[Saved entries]
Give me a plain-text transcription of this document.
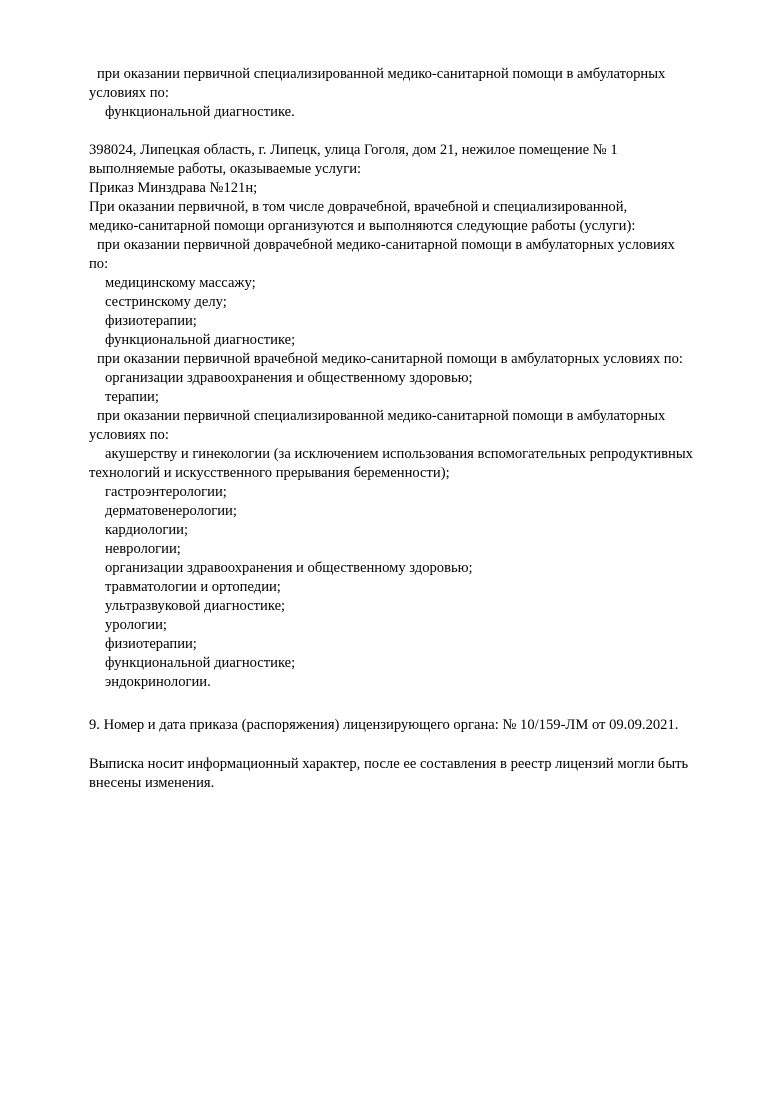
при оказании первичной специализированной медико-санитарной помощи в амбулаторных
условиях по:
функциональной диагностике.
398024, Липецкая область, г. Липецк, улица Гоголя, дом 21, нежилое помещение № 1
выполняемые работы, оказываемые услуги:
Приказ Минздрава №121н;
При оказании первичной, в том числе доврачебной, врачебной и специализированной,
медико-санитарной помощи организуются и выполняются следующие работы (услуги):
при оказании первичной доврачебной медико-санитарной помощи в амбулаторных условиях
по:
медицинскому массажу;
сестринскому делу;
физиотерапии;
функциональной диагностике;
при оказании первичной врачебной медико-санитарной помощи в амбулаторных условиях по:
организации здравоохранения и общественному здоровью;
терапии;
при оказании первичной специализированной медико-санитарной помощи в амбулаторных
условиях по:
акушерству и гинекологии (за исключением использования вспомогательных репродуктивных
технологий и искусственного прерывания беременности);
гастроэнтерологии;
дерматовенерологии;
кардиологии;
неврологии;
организации здравоохранения и общественному здоровью;
травматологии и ортопедии;
ультразвуковой диагностике;
урологии;
физиотерапии;
функциональной диагностике;
эндокринологии.
9. Номер и дата приказа (распоряжения) лицензирующего органа: № 10/159-ЛМ от 09.09.2021.
Выписка носит информационный характер, после ее составления в реестр лицензий могли быть
внесены изменения.
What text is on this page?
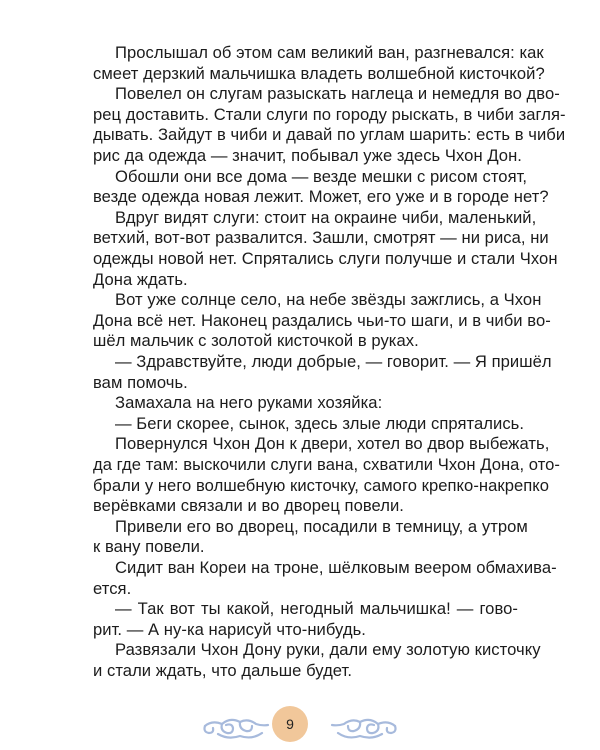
Прослышал об этом сам великий ван, разгневался: как
смеет дерзкий мальчишка владеть волшебной кисточкой?
Повелел он слугам разыскать наглеца и немедля во дво-
рец доставить. Стали слуги по городу рыскать, в чиби загля-
дывать. Зайдут в чиби и давай по углам шарить: есть в чиби
рис да одежда — значит, побывал уже здесь Чхон Дон.
Обошли они все дома — везде мешки с рисом стоят,
везде одежда новая лежит. Может, его уже и в городе нет?
Вдруг видят слуги: стоит на окраине чиби, маленький,
ветхий, вот-вот развалится. Зашли, смотрят — ни риса, ни
одежды новой нет. Спрятались слуги получше и стали Чхон
Дона ждать.
Вот уже солнце село, на небе звёзды зажглись, а Чхон
Дона всё нет. Наконец раздались чьи-то шаги, и в чиби во-
шёл мальчик с золотой кисточкой в руках.
— Здравствуйте, люди добрые, — говорит. — Я пришёл
вам помочь.
Замахала на него руками хозяйка:
— Беги скорее, сынок, здесь злые люди спрятались.
Повернулся Чхон Дон к двери, хотел во двор выбежать,
да где там: выскочили слуги вана, схватили Чхон Дона, ото-
брали у него волшебную кисточку, самого крепко-накрепко
верёвками связали и во дворец повели.
Привели его во дворец, посадили в темницу, а утром
к вану повели.
Сидит ван Кореи на троне, шёлковым веером обмахива-
ется.
— Так вот ты какой, негодный мальчишка! — гово-
рит. — А ну-ка нарисуй что-нибудь.
Развязали Чхон Дону руки, дали ему золотую кисточку
и стали ждать, что дальше будет.
9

Given task
The entries above are to be returned exactly, without their pictures.

Full response
Give me a plain-text transcription of this document.
при оказании первичной специализированной медико-санитарной помощи в амбулаторных
условиях по:
функциональной диагностике.
398024, Липецкая область, г. Липецк, улица Гоголя, дом 21, нежилое помещение № 1
выполняемые работы, оказываемые услуги:
Приказ Минздрава №121н;
При оказании первичной, в том числе доврачебной, врачебной и специализированной,
медико-санитарной помощи организуются и выполняются следующие работы (услуги):
при оказании первичной доврачебной медико-санитарной помощи в амбулаторных условиях
по:
медицинскому массажу;
сестринскому делу;
физиотерапии;
функциональной диагностике;
при оказании первичной врачебной медико-санитарной помощи в амбулаторных условиях по:
организации здравоохранения и общественному здоровью;
терапии;
при оказании первичной специализированной медико-санитарной помощи в амбулаторных
условиях по:
акушерству и гинекологии (за исключением использования вспомогательных репродуктивных
технологий и искусственного прерывания беременности);
гастроэнтерологии;
дерматовенерологии;
кардиологии;
неврологии;
организации здравоохранения и общественному здоровью;
травматологии и ортопедии;
ультразвуковой диагностике;
урологии;
физиотерапии;
функциональной диагностике;
эндокринологии.
9. Номер и дата приказа (распоряжения) лицензирующего органа: № 10/159-ЛМ от 09.09.2021.
Выписка носит информационный характер, после ее составления в реестр лицензий могли быть
внесены изменения.
What text is on this page?
Прослышал об этом сам великий ван, разгневался: как
смеет дерзкий мальчишка владеть волшебной кисточкой?
Повелел он слугам разыскать наглеца и немедля во дво-
рец доставить. Стали слуги по городу рыскать, в чиби загля-
дывать. Зайдут в чиби и давай по углам шарить: есть в чиби
рис да одежда — значит, побывал уже здесь Чхон Дон.
Обошли они все дома — везде мешки с рисом стоят,
везде одежда новая лежит. Может, его уже и в городе нет?
Вдруг видят слуги: стоит на окраине чиби, маленький,
ветхий, вот-вот развалится. Зашли, смотрят — ни риса, ни
одежды новой нет. Спрятались слуги получше и стали Чхон
Дона ждать.
Вот уже солнце село, на небе звёзды зажглись, а Чхон
Дона всё нет. Наконец раздались чьи-то шаги, и в чиби во-
шёл мальчик с золотой кисточкой в руках.
— Здравствуйте, люди добрые, — говорит. — Я пришёл
вам помочь.
Замахала на него руками хозяйка:
— Беги скорее, сынок, здесь злые люди спрятались.
Повернулся Чхон Дон к двери, хотел во двор выбежать,
да где там: выскочили слуги вана, схватили Чхон Дона, ото-
брали у него волшебную кисточку, самого крепко-накрепко
верёвками связали и во дворец повели.
Привели его во дворец, посадили в темницу, а утром
к вану повели.
Сидит ван Кореи на троне, шёлковым веером обмахива-
ется.
— Так вот ты какой, негодный мальчишка! — гово-
рит. — А ну-ка нарисуй что-нибудь.
Развязали Чхон Дону руки, дали ему золотую кисточку
и стали ждать, что дальше будет.
9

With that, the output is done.